--- Required task ---
Locate the lines of the listing below that hold "Figure", then copy each of them.

· · · ·

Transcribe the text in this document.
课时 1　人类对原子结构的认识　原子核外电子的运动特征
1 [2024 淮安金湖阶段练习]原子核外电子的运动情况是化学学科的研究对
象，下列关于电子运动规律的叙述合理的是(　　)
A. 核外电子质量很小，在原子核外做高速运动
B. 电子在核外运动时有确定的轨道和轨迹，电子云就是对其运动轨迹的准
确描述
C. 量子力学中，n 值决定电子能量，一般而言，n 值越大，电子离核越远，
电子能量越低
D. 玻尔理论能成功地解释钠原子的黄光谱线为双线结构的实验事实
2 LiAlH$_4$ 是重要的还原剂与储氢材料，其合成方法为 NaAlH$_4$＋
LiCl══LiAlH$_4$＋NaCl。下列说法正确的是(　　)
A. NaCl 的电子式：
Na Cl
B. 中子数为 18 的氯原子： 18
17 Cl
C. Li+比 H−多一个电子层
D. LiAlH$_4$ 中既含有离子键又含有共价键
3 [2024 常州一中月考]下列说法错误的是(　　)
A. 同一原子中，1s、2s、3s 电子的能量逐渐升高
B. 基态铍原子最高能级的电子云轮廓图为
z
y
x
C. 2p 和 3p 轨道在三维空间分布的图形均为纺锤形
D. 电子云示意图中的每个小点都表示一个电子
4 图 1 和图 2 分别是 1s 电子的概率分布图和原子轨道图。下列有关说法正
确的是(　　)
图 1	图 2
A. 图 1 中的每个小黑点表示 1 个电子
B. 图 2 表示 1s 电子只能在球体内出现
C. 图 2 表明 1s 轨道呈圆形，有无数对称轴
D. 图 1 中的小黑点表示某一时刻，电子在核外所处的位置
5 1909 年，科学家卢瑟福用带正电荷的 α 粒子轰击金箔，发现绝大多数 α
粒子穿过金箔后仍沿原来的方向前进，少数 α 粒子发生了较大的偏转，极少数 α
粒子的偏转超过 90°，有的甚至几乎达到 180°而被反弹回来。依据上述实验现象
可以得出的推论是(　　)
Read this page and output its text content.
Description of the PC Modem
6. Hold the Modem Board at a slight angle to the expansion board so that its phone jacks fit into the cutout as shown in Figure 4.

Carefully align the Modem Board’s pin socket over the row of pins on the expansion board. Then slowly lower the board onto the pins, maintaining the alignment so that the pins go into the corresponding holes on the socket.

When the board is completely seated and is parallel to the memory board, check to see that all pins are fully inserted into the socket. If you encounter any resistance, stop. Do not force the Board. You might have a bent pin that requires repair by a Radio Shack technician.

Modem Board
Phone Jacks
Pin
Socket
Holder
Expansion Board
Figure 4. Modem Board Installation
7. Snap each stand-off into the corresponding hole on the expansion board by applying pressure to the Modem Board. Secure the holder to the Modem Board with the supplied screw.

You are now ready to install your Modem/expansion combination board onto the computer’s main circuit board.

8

· · · ·

--- Output for this task ---
6. Hold the Modem Board at a slight angle to the expansion board so that its phone jacks fit into the cutout as shown in Figure 4.
Figure 4. Modem Board Installation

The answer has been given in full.